INPUT MATERIAL:
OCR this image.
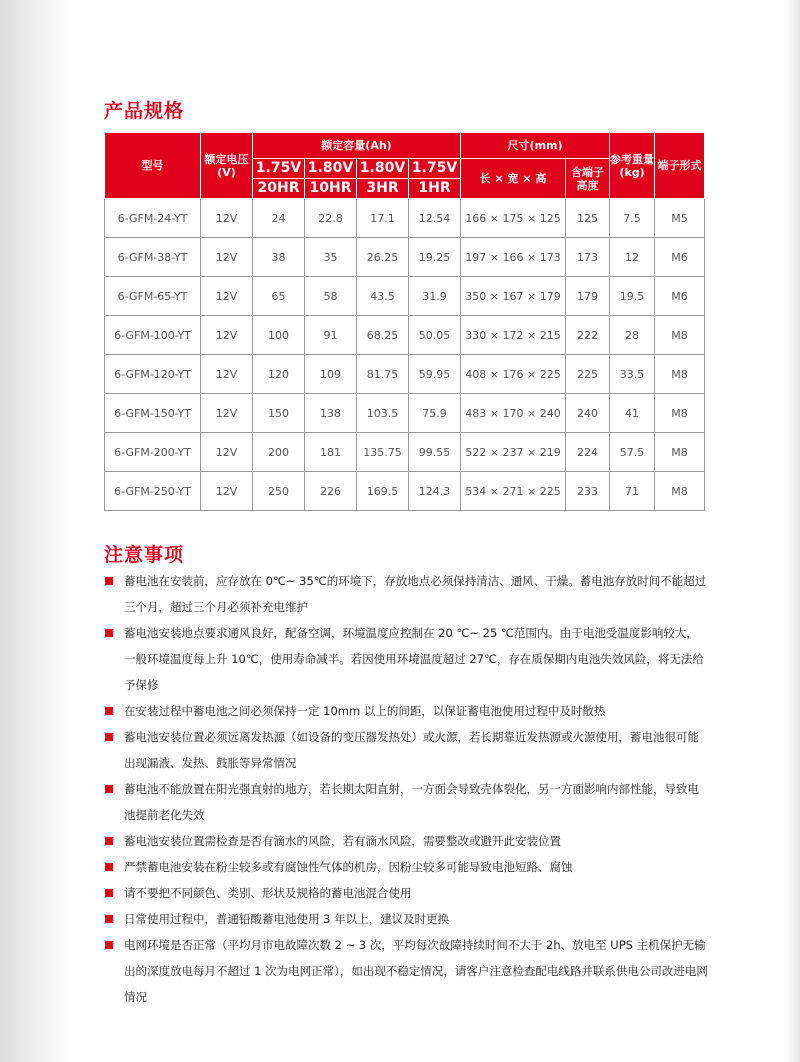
产品规格
型号	额定电压(V)	额定容量(Ah)				尺寸(mm)		参考重量(kg)	端子形式
		1.75V	1.80V	1.80V	1.75V	长 × 宽 × 高	含端子高度		
		20HR	10HR	3HR	1HR				
6-GFM-24-YT	12V	24	22.8	17.1	12.54	166 × 175 × 125	125	7.5	M5
6-GFM-38-YT	12V	38	35	26.25	19.25	197 × 166 × 173	173	12	M6
6-GFM-65-YT	12V	65	58	43.5	31.9	350 × 167 × 179	179	19.5	M6
6-GFM-100-YT	12V	100	91	68.25	50.05	330 × 172 × 215	222	28	M8
6-GFM-120-YT	12V	120	109	81.75	59.95	408 × 176 × 225	225	33.5	M8
6-GFM-150-YT	12V	150	138	103.5	75.9	483 × 170 × 240	240	41	M8
6-GFM-200-YT	12V	200	181	135.75	99.55	522 × 237 × 219	224	57.5	M8
6-GFM-250-YT	12V	250	226	169.5	124.3	534 × 271 × 225	233	71	M8
注意事项
蓄电池在安装前，应存放在 0℃~ 35℃的环境下，存放地点必须保持清洁、通风、干燥。蓄电池存放时间不能超过三个月，超过三个月必须补充电维护
蓄电池安装地点要求通风良好，配备空调，环境温度应控制在 20 ℃~ 25 ℃范围内。由于电池受温度影响较大，一般环境温度每上升 10℃，使用寿命减半。若因使用环境温度超过 27℃，存在质保期内电池失效风险，将无法给予保修
在安装过程中蓄电池之间必须保持一定 10mm 以上的间距，以保证蓄电池使用过程中及时散热
蓄电池安装位置必须远离发热源（如设备的变压器发热处）或火源，若长期靠近发热源或火源使用，蓄电池很可能出现漏液、发热、鼓胀等异常情况
蓄电池不能放置在阳光强直射的地方，若长期太阳直射，一方面会导致壳体裂化，另一方面影响内部性能，导致电池提前老化失效
蓄电池安装位置需检查是否有滴水的风险，若有滴水风险，需要整改或避开此安装位置
严禁蓄电池安装在粉尘较多或有腐蚀性气体的机房，因粉尘较多可能导致电池短路、腐蚀
请不要把不同颜色、类别、形状及规格的蓄电池混合使用
日常使用过程中，普通铅酸蓄电池使用 3 年以上，建议及时更换
电网环境是否正常（平均月市电故障次数 2 ~ 3 次，平均每次故障持续时间不大于 2h、放电至 UPS 主机保护无输出的深度放电每月不超过 1 次为电网正常），如出现不稳定情况，请客户注意检查配电线路并联系供电公司改进电网情况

PROBLEM DESCRIPTION:
Retype each entry precisely. Skip images entirely.

TASK RESPONSE:
OCR this image.
产品规格
型号	额定电压(V)	额定容量(Ah)				尺寸(mm)		参考重量(kg)	端子形式
		1.75V	1.80V	1.80V	1.75V	长 × 宽 × 高	含端子高度		
		20HR	10HR	3HR	1HR				
6-GFM-24-YT	12V	24	22.8	17.1	12.54	166 × 175 × 125	125	7.5	M5
6-GFM-38-YT	12V	38	35	26.25	19.25	197 × 166 × 173	173	12	M6
6-GFM-65-YT	12V	65	58	43.5	31.9	350 × 167 × 179	179	19.5	M6
6-GFM-100-YT	12V	100	91	68.25	50.05	330 × 172 × 215	222	28	M8
6-GFM-120-YT	12V	120	109	81.75	59.95	408 × 176 × 225	225	33.5	M8
6-GFM-150-YT	12V	150	138	103.5	75.9	483 × 170 × 240	240	41	M8
6-GFM-200-YT	12V	200	181	135.75	99.55	522 × 237 × 219	224	57.5	M8
6-GFM-250-YT	12V	250	226	169.5	124.3	534 × 271 × 225	233	71	M8
注意事项
蓄电池在安装前，应存放在 0℃~ 35℃的环境下，存放地点必须保持清洁、通风、干燥。蓄电池存放时间不能超过三个月，超过三个月必须补充电维护
蓄电池安装地点要求通风良好，配备空调，环境温度应控制在 20 ℃~ 25 ℃范围内。由于电池受温度影响较大，一般环境温度每上升 10℃，使用寿命减半。若因使用环境温度超过 27℃，存在质保期内电池失效风险，将无法给予保修
在安装过程中蓄电池之间必须保持一定 10mm 以上的间距，以保证蓄电池使用过程中及时散热
蓄电池安装位置必须远离发热源（如设备的变压器发热处）或火源，若长期靠近发热源或火源使用，蓄电池很可能出现漏液、发热、鼓胀等异常情况
蓄电池不能放置在阳光强直射的地方，若长期太阳直射，一方面会导致壳体裂化，另一方面影响内部性能，导致电池提前老化失效
蓄电池安装位置需检查是否有滴水的风险，若有滴水风险，需要整改或避开此安装位置
严禁蓄电池安装在粉尘较多或有腐蚀性气体的机房，因粉尘较多可能导致电池短路、腐蚀
请不要把不同颜色、类别、形状及规格的蓄电池混合使用
日常使用过程中，普通铅酸蓄电池使用 3 年以上，建议及时更换
电网环境是否正常（平均月市电故障次数 2 ~ 3 次，平均每次故障持续时间不大于 2h、放电至 UPS 主机保护无输出的深度放电每月不超过 1 次为电网正常），如出现不稳定情况，请客户注意检查配电线路并联系供电公司改进电网情况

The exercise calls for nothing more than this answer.